REQUIRED TASK =
Copy out every entry below line by line, keeping each character unchanged. Omit the pictures from your copy.

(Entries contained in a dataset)
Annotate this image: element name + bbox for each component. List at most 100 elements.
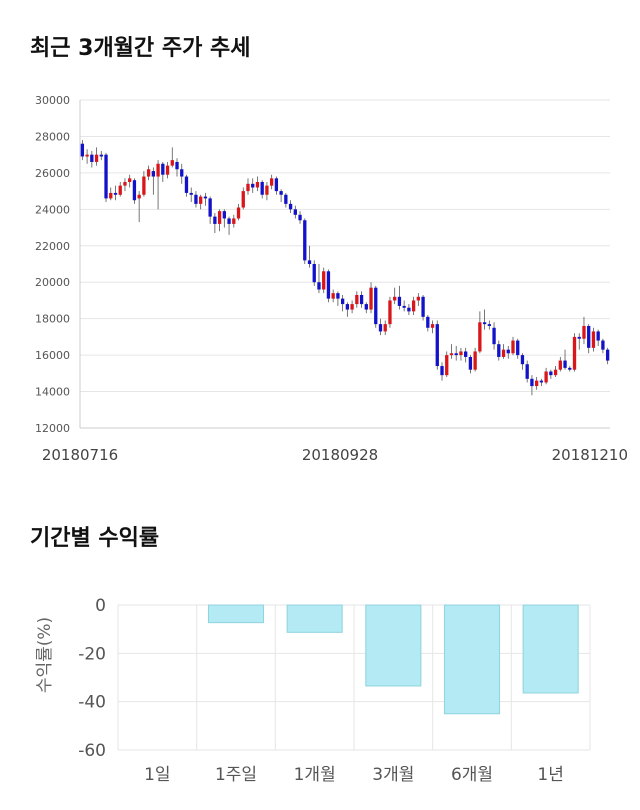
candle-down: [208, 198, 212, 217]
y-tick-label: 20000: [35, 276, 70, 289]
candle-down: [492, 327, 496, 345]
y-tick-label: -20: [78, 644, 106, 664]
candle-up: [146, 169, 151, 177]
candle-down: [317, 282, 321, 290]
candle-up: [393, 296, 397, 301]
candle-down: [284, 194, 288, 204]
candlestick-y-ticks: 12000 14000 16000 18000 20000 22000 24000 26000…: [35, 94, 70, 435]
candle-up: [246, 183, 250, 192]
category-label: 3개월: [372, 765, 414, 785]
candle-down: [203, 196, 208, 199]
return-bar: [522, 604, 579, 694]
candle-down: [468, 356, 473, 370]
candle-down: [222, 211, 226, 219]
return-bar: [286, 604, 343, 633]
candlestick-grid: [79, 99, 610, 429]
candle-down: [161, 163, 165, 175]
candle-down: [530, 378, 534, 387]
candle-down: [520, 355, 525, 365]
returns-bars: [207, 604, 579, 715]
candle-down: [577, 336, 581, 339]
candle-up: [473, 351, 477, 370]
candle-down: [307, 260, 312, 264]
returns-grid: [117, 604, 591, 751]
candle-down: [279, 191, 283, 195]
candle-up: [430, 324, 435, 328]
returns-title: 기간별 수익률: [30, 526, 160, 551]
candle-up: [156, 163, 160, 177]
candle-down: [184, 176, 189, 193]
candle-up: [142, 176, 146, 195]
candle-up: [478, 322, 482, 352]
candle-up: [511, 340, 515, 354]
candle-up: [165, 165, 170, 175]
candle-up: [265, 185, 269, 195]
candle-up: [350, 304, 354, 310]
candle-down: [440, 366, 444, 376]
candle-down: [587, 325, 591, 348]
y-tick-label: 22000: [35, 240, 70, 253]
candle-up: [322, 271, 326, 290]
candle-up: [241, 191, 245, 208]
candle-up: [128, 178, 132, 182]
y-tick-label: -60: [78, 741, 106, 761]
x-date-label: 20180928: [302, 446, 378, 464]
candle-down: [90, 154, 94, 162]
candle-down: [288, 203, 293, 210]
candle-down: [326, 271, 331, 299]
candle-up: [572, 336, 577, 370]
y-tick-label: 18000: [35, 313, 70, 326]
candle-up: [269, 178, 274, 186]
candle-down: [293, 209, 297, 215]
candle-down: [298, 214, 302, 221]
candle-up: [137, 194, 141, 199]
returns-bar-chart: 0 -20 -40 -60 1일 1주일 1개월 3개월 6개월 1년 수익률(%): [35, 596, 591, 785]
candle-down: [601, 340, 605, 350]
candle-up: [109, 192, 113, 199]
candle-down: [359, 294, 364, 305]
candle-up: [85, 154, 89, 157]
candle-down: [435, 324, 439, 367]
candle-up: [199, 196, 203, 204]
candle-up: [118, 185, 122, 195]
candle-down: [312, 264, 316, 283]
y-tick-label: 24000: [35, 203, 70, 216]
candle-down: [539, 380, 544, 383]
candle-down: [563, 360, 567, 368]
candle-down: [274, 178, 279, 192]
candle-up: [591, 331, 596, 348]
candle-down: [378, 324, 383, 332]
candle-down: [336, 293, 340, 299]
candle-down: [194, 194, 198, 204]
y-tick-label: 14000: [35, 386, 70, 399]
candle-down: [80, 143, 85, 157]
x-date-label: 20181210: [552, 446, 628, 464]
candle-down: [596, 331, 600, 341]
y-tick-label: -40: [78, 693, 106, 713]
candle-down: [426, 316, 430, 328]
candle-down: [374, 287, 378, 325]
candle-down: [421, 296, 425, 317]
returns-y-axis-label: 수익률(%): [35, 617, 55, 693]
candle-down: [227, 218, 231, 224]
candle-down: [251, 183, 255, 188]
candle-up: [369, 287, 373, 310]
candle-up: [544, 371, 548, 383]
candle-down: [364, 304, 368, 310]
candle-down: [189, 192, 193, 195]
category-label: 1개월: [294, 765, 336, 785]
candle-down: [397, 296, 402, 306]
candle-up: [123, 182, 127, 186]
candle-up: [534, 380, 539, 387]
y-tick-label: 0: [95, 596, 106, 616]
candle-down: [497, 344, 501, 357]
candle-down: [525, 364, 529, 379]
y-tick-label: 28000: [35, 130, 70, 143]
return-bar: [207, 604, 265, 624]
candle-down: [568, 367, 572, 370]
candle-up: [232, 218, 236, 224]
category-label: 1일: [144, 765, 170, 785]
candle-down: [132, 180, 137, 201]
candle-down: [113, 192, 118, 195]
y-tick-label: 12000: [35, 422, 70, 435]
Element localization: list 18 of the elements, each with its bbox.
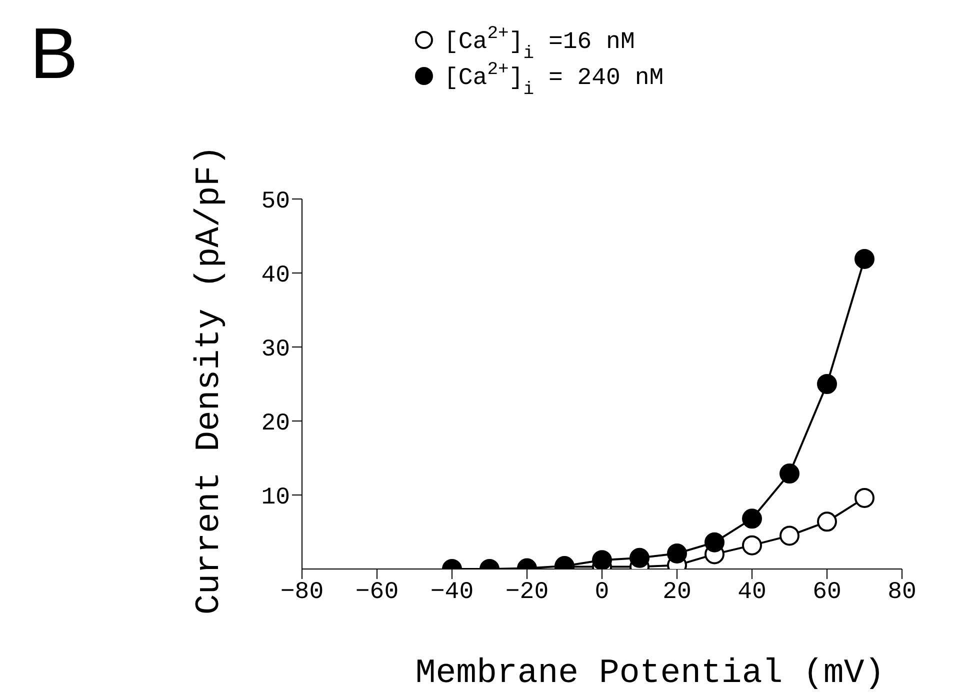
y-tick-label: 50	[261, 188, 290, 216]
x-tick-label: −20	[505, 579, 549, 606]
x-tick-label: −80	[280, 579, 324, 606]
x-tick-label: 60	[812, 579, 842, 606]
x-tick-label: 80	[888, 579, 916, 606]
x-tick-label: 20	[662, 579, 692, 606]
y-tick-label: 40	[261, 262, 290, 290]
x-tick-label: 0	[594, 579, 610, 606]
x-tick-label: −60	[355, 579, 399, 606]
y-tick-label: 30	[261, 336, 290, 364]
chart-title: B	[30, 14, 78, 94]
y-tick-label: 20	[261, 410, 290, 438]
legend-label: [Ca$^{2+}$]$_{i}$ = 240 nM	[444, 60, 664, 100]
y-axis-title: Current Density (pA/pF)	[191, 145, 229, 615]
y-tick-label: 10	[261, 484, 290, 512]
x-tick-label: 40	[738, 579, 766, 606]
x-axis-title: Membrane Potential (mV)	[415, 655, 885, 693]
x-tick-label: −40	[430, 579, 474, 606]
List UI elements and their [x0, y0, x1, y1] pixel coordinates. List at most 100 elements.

WRITTEN SOLUTION =
Annotate this image: element name + bbox for each component. List at most 100 elements.
candle-down: [208, 198, 212, 217]
y-tick-label: 20000: [35, 276, 70, 289]
candle-down: [492, 327, 496, 345]
y-tick-label: -20: [78, 644, 106, 664]
candle-up: [146, 169, 151, 177]
candle-down: [317, 282, 321, 290]
candle-up: [393, 296, 397, 301]
candle-down: [284, 194, 288, 204]
candlestick-y-ticks: 12000 14000 16000 18000 20000 22000 24000 26000…: [35, 94, 70, 435]
candle-up: [246, 183, 250, 192]
category-label: 3개월: [372, 765, 414, 785]
candle-down: [203, 196, 208, 199]
return-bar: [522, 604, 579, 694]
candle-down: [468, 356, 473, 370]
candle-down: [222, 211, 226, 219]
return-bar: [286, 604, 343, 633]
candlestick-grid: [79, 99, 610, 429]
candle-down: [161, 163, 165, 175]
candle-down: [530, 378, 534, 387]
candle-down: [520, 355, 525, 365]
returns-bars: [207, 604, 579, 715]
candle-down: [577, 336, 581, 339]
candle-up: [473, 351, 477, 370]
candle-down: [307, 260, 312, 264]
returns-grid: [117, 604, 591, 751]
candle-down: [279, 191, 283, 195]
candle-up: [430, 324, 435, 328]
returns-title: 기간별 수익률: [30, 526, 160, 551]
candle-up: [156, 163, 160, 177]
candle-down: [184, 176, 189, 193]
candle-up: [142, 176, 146, 195]
candle-up: [478, 322, 482, 352]
candle-up: [511, 340, 515, 354]
candle-up: [165, 165, 170, 175]
candle-up: [265, 185, 269, 195]
candle-up: [350, 304, 354, 310]
candle-down: [440, 366, 444, 376]
candle-down: [587, 325, 591, 348]
y-tick-label: 22000: [35, 240, 70, 253]
candle-up: [322, 271, 326, 290]
candle-up: [241, 191, 245, 208]
candle-up: [128, 178, 132, 182]
y-tick-label: -60: [78, 741, 106, 761]
x-date-label: 20180928: [302, 446, 378, 464]
candle-down: [90, 154, 94, 162]
candle-down: [288, 203, 293, 210]
candle-down: [326, 271, 331, 299]
candle-up: [572, 336, 577, 370]
y-tick-label: 18000: [35, 313, 70, 326]
candle-up: [269, 178, 274, 186]
candle-down: [293, 209, 297, 215]
candle-down: [298, 214, 302, 221]
candle-up: [137, 194, 141, 199]
returns-bar-chart: 0 -20 -40 -60 1일 1주일 1개월 3개월 6개월 1년 수익률(%): [35, 596, 591, 785]
candle-down: [601, 340, 605, 350]
candle-up: [109, 192, 113, 199]
candle-down: [359, 294, 364, 305]
candle-up: [85, 154, 89, 157]
candle-down: [435, 324, 439, 367]
candle-up: [199, 196, 203, 204]
candle-up: [118, 185, 122, 195]
candle-down: [312, 264, 316, 283]
y-tick-label: 24000: [35, 203, 70, 216]
candle-down: [539, 380, 544, 383]
candle-down: [563, 360, 567, 368]
candle-down: [274, 178, 279, 192]
candle-up: [591, 331, 596, 348]
candle-down: [378, 324, 383, 332]
candle-down: [336, 293, 340, 299]
candle-down: [194, 194, 198, 204]
y-tick-label: 14000: [35, 386, 70, 399]
candle-down: [80, 143, 85, 157]
x-date-label: 20181210: [552, 446, 628, 464]
candle-down: [596, 331, 600, 341]
y-tick-label: -40: [78, 693, 106, 713]
candle-down: [426, 316, 430, 328]
candle-down: [374, 287, 378, 325]
candle-down: [421, 296, 425, 317]
returns-y-axis-label: 수익률(%): [35, 617, 55, 693]
candle-down: [227, 218, 231, 224]
candle-down: [251, 183, 255, 188]
candle-up: [369, 287, 373, 310]
candle-up: [544, 371, 548, 383]
candle-down: [364, 304, 368, 310]
candle-down: [189, 192, 193, 195]
category-label: 1개월: [294, 765, 336, 785]
candle-down: [397, 296, 402, 306]
candle-up: [123, 182, 127, 186]
candle-up: [534, 380, 539, 387]
y-tick-label: 0: [95, 596, 106, 616]
candle-down: [497, 344, 501, 357]
candle-down: [525, 364, 529, 379]
y-tick-label: 28000: [35, 130, 70, 143]
return-bar: [207, 604, 265, 624]
candle-down: [568, 367, 572, 370]
candle-up: [232, 218, 236, 224]
category-label: 1일: [144, 765, 170, 785]
candle-down: [132, 180, 137, 201]
candle-down: [113, 192, 118, 195]
y-tick-label: 12000: [35, 422, 70, 435]
Element localization: list 18 of the elements, each with its bbox.
y-tick-label: 50	[261, 188, 290, 216]
x-tick-label: −20	[505, 579, 549, 606]
x-tick-label: −80	[280, 579, 324, 606]
x-tick-label: 60	[812, 579, 842, 606]
x-tick-label: 80	[888, 579, 916, 606]
x-tick-label: 20	[662, 579, 692, 606]
y-tick-label: 40	[261, 262, 290, 290]
x-tick-label: 0	[594, 579, 610, 606]
x-tick-label: −60	[355, 579, 399, 606]
y-tick-label: 30	[261, 336, 290, 364]
chart-title: B	[30, 14, 78, 94]
y-tick-label: 20	[261, 410, 290, 438]
legend-label: [Ca$^{2+}$]$_{i}$ = 240 nM	[444, 60, 664, 100]
y-axis-title: Current Density (pA/pF)	[191, 145, 229, 615]
y-tick-label: 10	[261, 484, 290, 512]
x-tick-label: 40	[738, 579, 766, 606]
x-axis-title: Membrane Potential (mV)	[415, 655, 885, 693]
x-tick-label: −40	[430, 579, 474, 606]
List UI elements and their [x0, y0, x1, y1] pixel coordinates. List at most 100 elements.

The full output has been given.